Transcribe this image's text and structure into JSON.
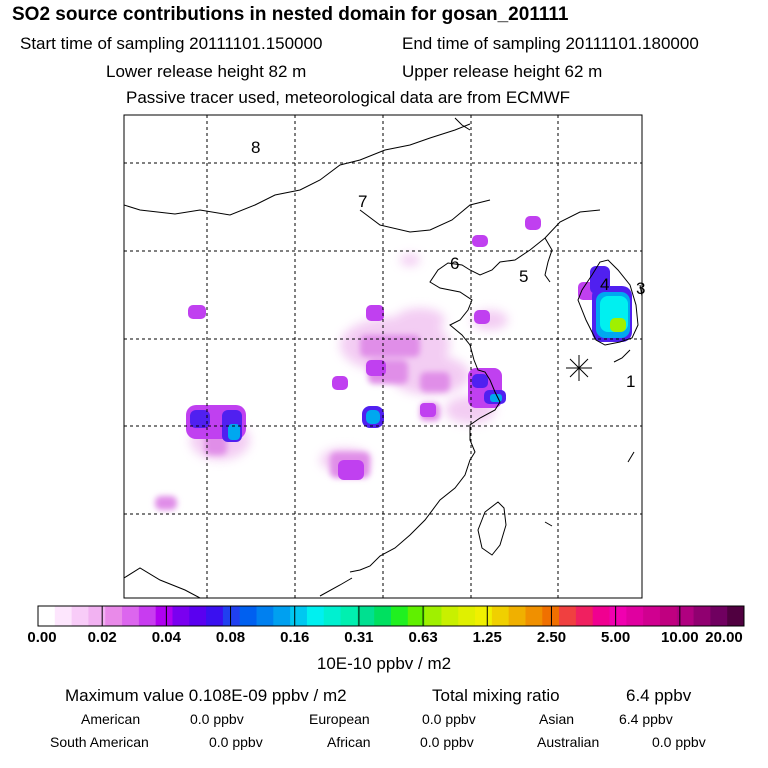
{
  "header": {
    "title": "SO2 source contributions in nested domain for gosan_201111",
    "start_label": "Start time of sampling 20111101.150000",
    "end_label": "End time of sampling 20111101.180000",
    "lower_label": "Lower release height   82 m",
    "upper_label": "Upper release height   62 m",
    "note": "Passive tracer used, meteorological data are from ECMWF"
  },
  "map": {
    "region_labels": [
      "8",
      "7",
      "6",
      "5",
      "4",
      "3",
      "1"
    ],
    "receptor_marker": "station-asterisk"
  },
  "colorbar": {
    "ticks": [
      "0.00",
      "0.02",
      "0.04",
      "0.08",
      "0.16",
      "0.31",
      "0.63",
      "1.25",
      "2.50",
      "5.00",
      "10.00",
      "20.00"
    ],
    "colors": [
      "#ffffff",
      "#fde6fd",
      "#f8ccf8",
      "#f2b2f2",
      "#e98ae9",
      "#dc66ee",
      "#c83cf0",
      "#b000f0",
      "#7a00f0",
      "#5a00f0",
      "#3a10f0",
      "#2040f0",
      "#0060f0",
      "#0080f0",
      "#00a0f0",
      "#00c8f0",
      "#00f0f0",
      "#00f0d0",
      "#00f0b0",
      "#00e090",
      "#00e060",
      "#20f020",
      "#60f000",
      "#a0f000",
      "#c8f000",
      "#e0f000",
      "#f0f000",
      "#f0d000",
      "#f0b000",
      "#f09000",
      "#f07000",
      "#f04040",
      "#f02060",
      "#f00090",
      "#f000b0",
      "#e000a0",
      "#d00090",
      "#c00080",
      "#b00080",
      "#900070",
      "#700060",
      "#500040"
    ],
    "unit": "10E-10 ppbv / m2"
  },
  "summary": {
    "max_label": "Maximum value  0.108E-09 ppbv / m2",
    "total_label": "Total mixing ratio",
    "total_value": "6.4 ppbv",
    "regions": [
      {
        "name": "American",
        "value": "0.0 ppbv"
      },
      {
        "name": "European",
        "value": "0.0 ppbv"
      },
      {
        "name": "Asian",
        "value": "6.4 ppbv"
      },
      {
        "name": "South American",
        "value": "0.0 ppbv"
      },
      {
        "name": "African",
        "value": "0.0 ppbv"
      },
      {
        "name": "Australian",
        "value": "0.0 ppbv"
      }
    ]
  }
}
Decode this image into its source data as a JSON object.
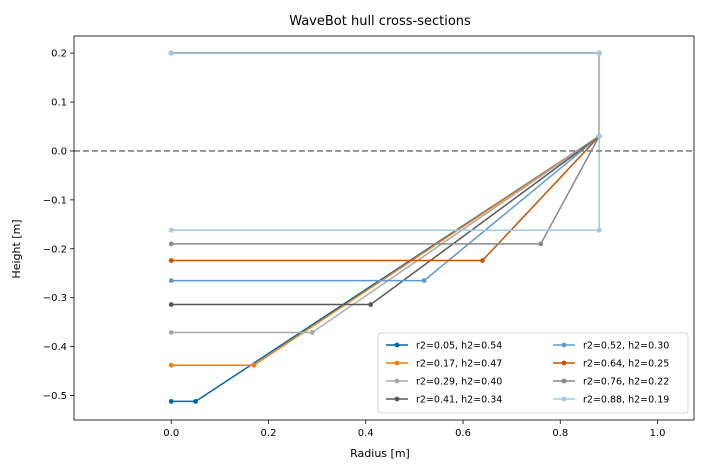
{
  "chart_data": {
    "type": "line",
    "title": "WaveBot hull cross-sections",
    "xlabel": "Radius [m]",
    "ylabel": "Height [m]",
    "xlim": [
      -0.2,
      1.075
    ],
    "ylim": [
      -0.55,
      0.235
    ],
    "xticks": [
      0.0,
      0.2,
      0.4,
      0.6,
      0.8,
      1.0
    ],
    "xtick_labels": [
      "0.0",
      "0.2",
      "0.4",
      "0.6",
      "0.8",
      "1.0"
    ],
    "yticks": [
      -0.5,
      -0.4,
      -0.3,
      -0.2,
      -0.1,
      0.0,
      0.1,
      0.2
    ],
    "ytick_labels": [
      "−0.5",
      "−0.4",
      "−0.3",
      "−0.2",
      "−0.1",
      "0.0",
      "0.1",
      "0.2"
    ],
    "waterline": {
      "y": 0.0,
      "color": "#808080"
    },
    "grid": false,
    "legend_position": "lower-right",
    "legend_columns": 2,
    "series": [
      {
        "name": "r2=0.05, h2=0.54",
        "color": "#0066a6",
        "x": [
          0,
          0.88,
          0.88,
          0.05,
          0
        ],
        "y": [
          0.2,
          0.2,
          0.03,
          -0.512,
          -0.512
        ]
      },
      {
        "name": "r2=0.17, h2=0.47",
        "color": "#f07f12",
        "x": [
          0,
          0.88,
          0.88,
          0.17,
          0
        ],
        "y": [
          0.2,
          0.2,
          0.03,
          -0.438,
          -0.438
        ]
      },
      {
        "name": "r2=0.29, h2=0.40",
        "color": "#aaaaaa",
        "x": [
          0,
          0.88,
          0.88,
          0.29,
          0
        ],
        "y": [
          0.2,
          0.2,
          0.03,
          -0.371,
          -0.371
        ]
      },
      {
        "name": "r2=0.41, h2=0.34",
        "color": "#595959",
        "x": [
          0,
          0.88,
          0.88,
          0.41,
          0
        ],
        "y": [
          0.2,
          0.2,
          0.03,
          -0.314,
          -0.314
        ]
      },
      {
        "name": "r2=0.52, h2=0.30",
        "color": "#5b9bd1",
        "x": [
          0,
          0.88,
          0.88,
          0.52,
          0
        ],
        "y": [
          0.2,
          0.2,
          0.03,
          -0.265,
          -0.265
        ]
      },
      {
        "name": "r2=0.64, h2=0.25",
        "color": "#c85200",
        "x": [
          0,
          0.88,
          0.88,
          0.64,
          0
        ],
        "y": [
          0.2,
          0.2,
          0.03,
          -0.224,
          -0.224
        ]
      },
      {
        "name": "r2=0.76, h2=0.22",
        "color": "#898989",
        "x": [
          0,
          0.88,
          0.88,
          0.76,
          0
        ],
        "y": [
          0.2,
          0.2,
          0.03,
          -0.19,
          -0.19
        ]
      },
      {
        "name": "r2=0.88, h2=0.19",
        "color": "#a3c8e6",
        "x": [
          0,
          0.88,
          0.88,
          0.88,
          0
        ],
        "y": [
          0.2,
          0.2,
          0.03,
          -0.162,
          -0.162
        ]
      }
    ]
  }
}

————————

The request: List each line holding the string "JSON".

Answer in full:
Transcribe this image's text and structure into JSON.
Decode this image into its source data as a JSON object.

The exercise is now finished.